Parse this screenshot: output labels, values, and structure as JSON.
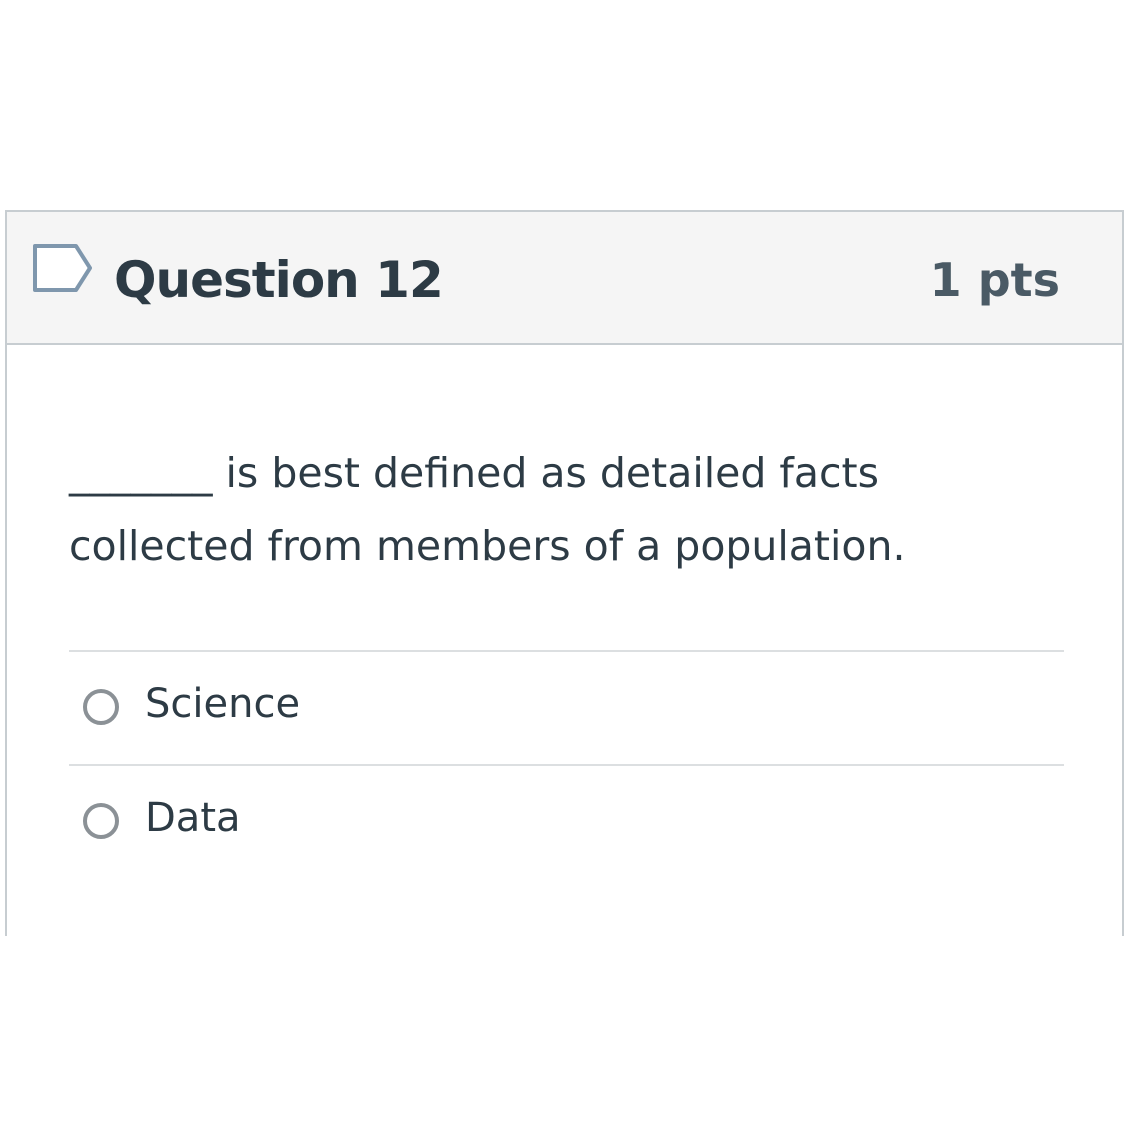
{
  "question": {
    "title": "Question 12",
    "points": "1 pts",
    "flag_icon": "flag-outline-icon",
    "text": "_______ is best defined as detailed facts collected from members of a population."
  },
  "answers": [
    {
      "label": "Science",
      "selected": false
    },
    {
      "label": "Data",
      "selected": false
    }
  ],
  "colors": {
    "header_background": "#f5f5f5",
    "border": "#c7cdd1",
    "text": "#2d3b45",
    "flag_stroke": "#7f97ad",
    "radio_stroke": "#8b9196"
  }
}
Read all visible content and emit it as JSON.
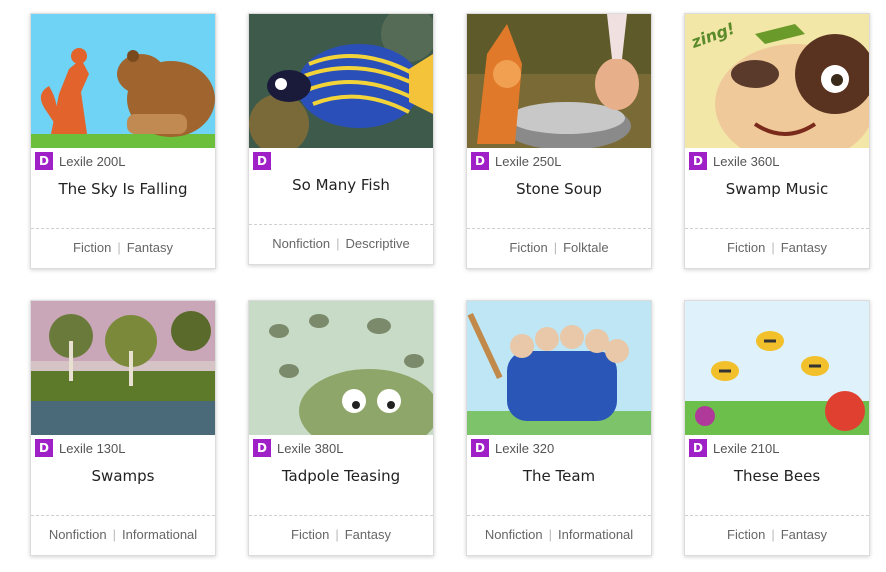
{
  "cards": [
    {
      "title": "The Sky Is Falling",
      "lexile": "Lexile 200L",
      "cat1": "Fiction",
      "cat2": "Fantasy",
      "badge": "D"
    },
    {
      "title": "So Many Fish",
      "lexile": "",
      "cat1": "Nonfiction",
      "cat2": "Descriptive",
      "badge": "D"
    },
    {
      "title": "Stone Soup",
      "lexile": "Lexile 250L",
      "cat1": "Fiction",
      "cat2": "Folktale",
      "badge": "D"
    },
    {
      "title": "Swamp Music",
      "lexile": "Lexile 360L",
      "cat1": "Fiction",
      "cat2": "Fantasy",
      "badge": "D"
    },
    {
      "title": "Swamps",
      "lexile": "Lexile 130L",
      "cat1": "Nonfiction",
      "cat2": "Informational",
      "badge": "D"
    },
    {
      "title": "Tadpole Teasing",
      "lexile": "Lexile 380L",
      "cat1": "Fiction",
      "cat2": "Fantasy",
      "badge": "D"
    },
    {
      "title": "The Team",
      "lexile": "Lexile 320",
      "cat1": "Nonfiction",
      "cat2": "Informational",
      "badge": "D"
    },
    {
      "title": "These Bees",
      "lexile": "Lexile 210L",
      "cat1": "Fiction",
      "cat2": "Fantasy",
      "badge": "D"
    }
  ],
  "illustration_text": {
    "swamp_music_zing": "zing!"
  },
  "colors": {
    "badge": "#a020c8"
  }
}
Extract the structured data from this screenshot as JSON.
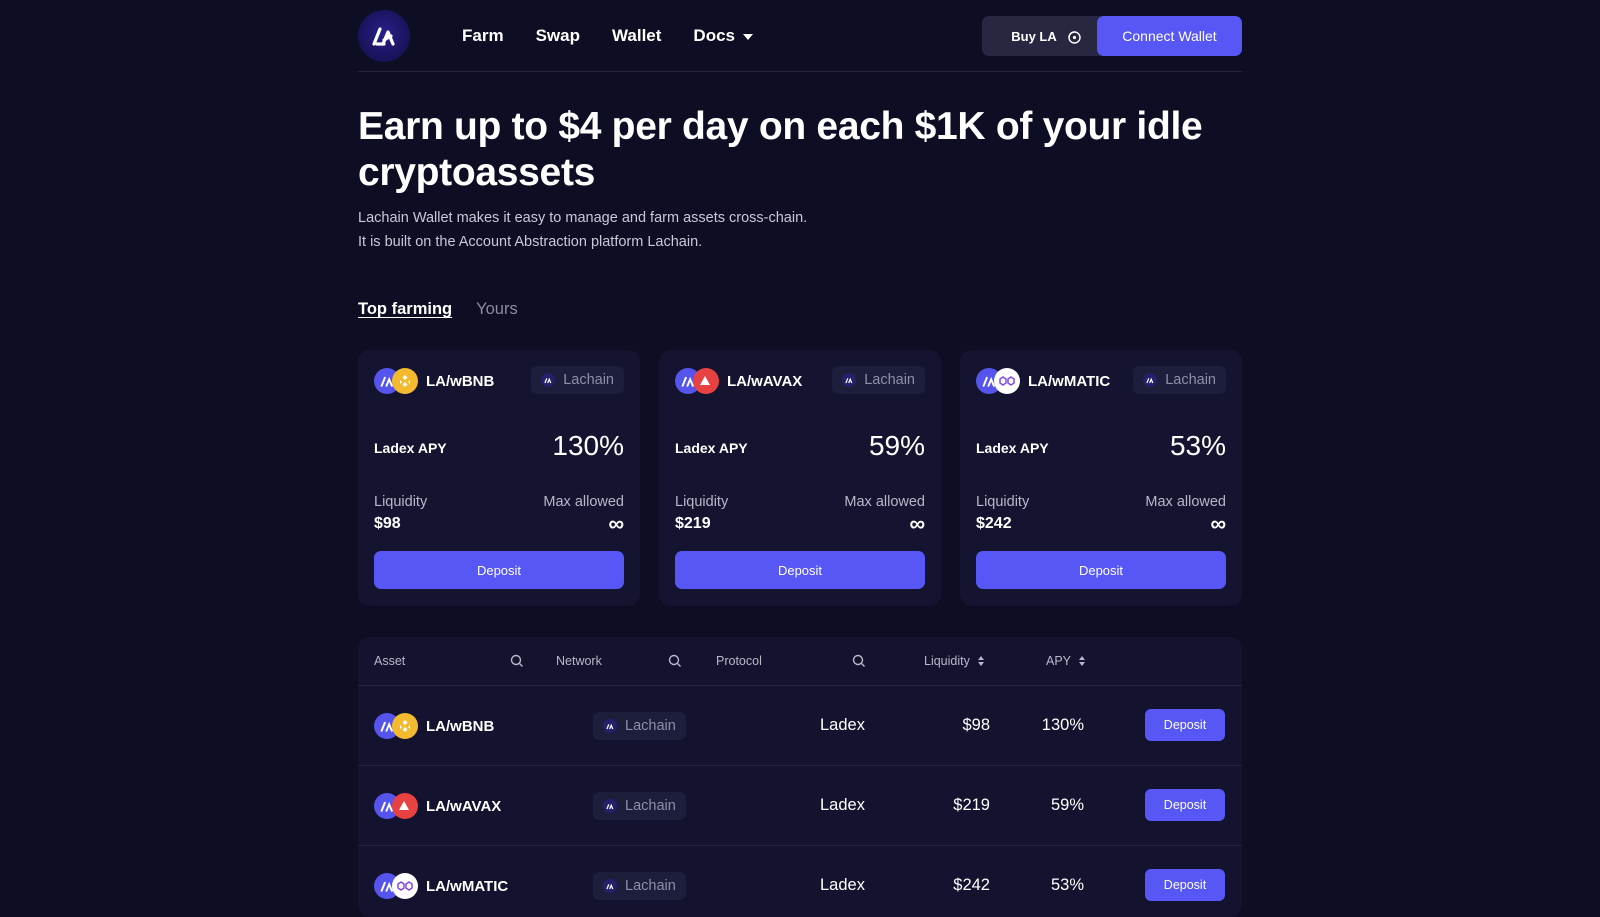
{
  "nav": {
    "links": [
      "Farm",
      "Swap",
      "Wallet",
      "Docs"
    ],
    "buy_label": "Buy LA",
    "connect_label": "Connect Wallet"
  },
  "hero": {
    "title": "Earn up to $4 per day on each $1K of your idle cryptoassets",
    "line1": "Lachain Wallet makes it easy to manage and farm assets cross-chain.",
    "line2": "It is built on the Account Abstraction platform Lachain."
  },
  "tabs": {
    "active": "Top farming",
    "other": "Yours"
  },
  "cards": [
    {
      "pair": "LA/wBNB",
      "network": "Lachain",
      "apy_label": "Ladex APY",
      "apy": "130%",
      "liq_label": "Liquidity",
      "liquidity": "$98",
      "max_label": "Max allowed",
      "max": "∞",
      "button": "Deposit"
    },
    {
      "pair": "LA/wAVAX",
      "network": "Lachain",
      "apy_label": "Ladex APY",
      "apy": "59%",
      "liq_label": "Liquidity",
      "liquidity": "$219",
      "max_label": "Max allowed",
      "max": "∞",
      "button": "Deposit"
    },
    {
      "pair": "LA/wMATIC",
      "network": "Lachain",
      "apy_label": "Ladex APY",
      "apy": "53%",
      "liq_label": "Liquidity",
      "liquidity": "$242",
      "max_label": "Max allowed",
      "max": "∞",
      "button": "Deposit"
    }
  ],
  "table": {
    "headers": {
      "asset": "Asset",
      "network": "Network",
      "protocol": "Protocol",
      "liquidity": "Liquidity",
      "apy": "APY"
    },
    "rows": [
      {
        "asset": "LA/wBNB",
        "network": "Lachain",
        "protocol": "Ladex",
        "liquidity": "$98",
        "apy": "130%",
        "button": "Deposit"
      },
      {
        "asset": "LA/wAVAX",
        "network": "Lachain",
        "protocol": "Ladex",
        "liquidity": "$219",
        "apy": "59%",
        "button": "Deposit"
      },
      {
        "asset": "LA/wMATIC",
        "network": "Lachain",
        "protocol": "Ladex",
        "liquidity": "$242",
        "apy": "53%",
        "button": "Deposit"
      }
    ]
  },
  "colors": {
    "bg": "#0d0d24",
    "card": "#141431",
    "accent": "#5657f5",
    "bnb": "#f3ba2f",
    "avax": "#e84142",
    "matic": "#8247e5"
  }
}
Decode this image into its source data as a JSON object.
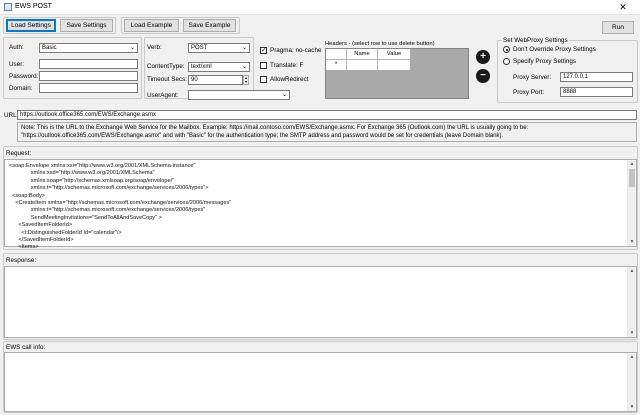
{
  "window": {
    "title": "EWS POST",
    "close_glyph": "✕"
  },
  "toolbar": {
    "load_settings": "Load Settings",
    "save_settings": "Save Settings",
    "load_example": "Load Example",
    "save_example": "Save Example",
    "run": "Run"
  },
  "auth": {
    "auth_label": "Auth:",
    "auth_value": "Basic",
    "user_label": "User:",
    "user_value": "",
    "password_label": "Password:",
    "password_value": "",
    "domain_label": "Domain:",
    "domain_value": ""
  },
  "request_opts": {
    "verb_label": "Verb:",
    "verb_value": "POST",
    "content_type_label": "ContentType:",
    "content_type_value": "text/xml",
    "timeout_label": "Timeout Secs:",
    "timeout_value": "90",
    "useragent_label": "UserAgent:",
    "useragent_value": ""
  },
  "flags": {
    "pragma_label": "Pragma: no-cache",
    "pragma_checked": true,
    "translate_label": "Translate: F",
    "translate_checked": false,
    "allow_redirect_label": "AllowRedirect",
    "allow_redirect_checked": false
  },
  "headers": {
    "label": "Headers - (select row to use delete button)",
    "columns": [
      "Name",
      "Value"
    ],
    "new_row_marker": "*",
    "add_glyph": "+",
    "remove_glyph": "−"
  },
  "proxy": {
    "group_label": "Set WebProxy Settings",
    "dont_override_label": "Don't Override Proxy Settings",
    "specify_label": "Specify Proxy Settings",
    "selected": "dont_override",
    "server_label": "Proxy Server:",
    "server_value": "127.0.0.1",
    "port_label": "Proxy Port:",
    "port_value": "8888"
  },
  "url": {
    "label": "URL:",
    "value": "https://outlook.office365.com/EWS/Exchange.asmx",
    "note": "Note:  This is the URL to the Exchange Web Service for the Mailbox.  Example:  https://mail.contoso.com/EWS/Exchange.asmx.  For Exchange 365 (Outlook.com) the URL is usually going to be: \"https://outlook.office365.com/EWS/Exchange.asmx\" and with \"Basic\" for the authentication type; the SMTP address and password would be set for credentials (leave Domain blank)."
  },
  "request": {
    "label": "Request:",
    "lines": [
      "<soap:Envelope xmlns:xsi=\"http://www.w3.org/2001/XMLSchema-instance\"",
      "              xmlns:xsd=\"http://www.w3.org/2001/XMLSchema\"",
      "              xmlns:soap=\"http://schemas.xmlsoap.org/soap/envelope/\"",
      "              xmlns:t=\"http://schemas.microsoft.com/exchange/services/2006/types\">",
      "  <soap:Body>",
      "    <CreateItem xmlns=\"http://schemas.microsoft.com/exchange/services/2006/messages\"",
      "              xmlns:t=\"http://schemas.microsoft.com/exchange/services/2006/types\"",
      "              SendMeetingInvitations=\"SendToAllAndSaveCopy\" >",
      "      <SavedItemFolderId>",
      "        <t:DistinguishedFolderId Id=\"calendar\"/>",
      "      </SavedItemFolderId>",
      "      <Items>"
    ]
  },
  "response": {
    "label": "Response:",
    "value": ""
  },
  "call_info": {
    "label": "EWS call info:",
    "value": ""
  }
}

» **YOUR INSTRUCTIONS**: Copy out the lines in which the string "asmx" appears.

» **FINAL RESULT**:
    "value": "https://outlook.office365.com/EWS/Exchange.asmx",
    "note": "Note:  This is the URL to the Exchange Web Service for the Mailbox.  Example:  https://mail.contoso.com/EWS/Exchange.asmx.  For Exchange 365 (Outlook.com) the URL is usually going to be: \"https://outlook.office365.com/EWS/Exchange.asmx\" and with \"Basic\" for the authentication type; the SMTP address and password would be set for credentials (leave Domain blank)."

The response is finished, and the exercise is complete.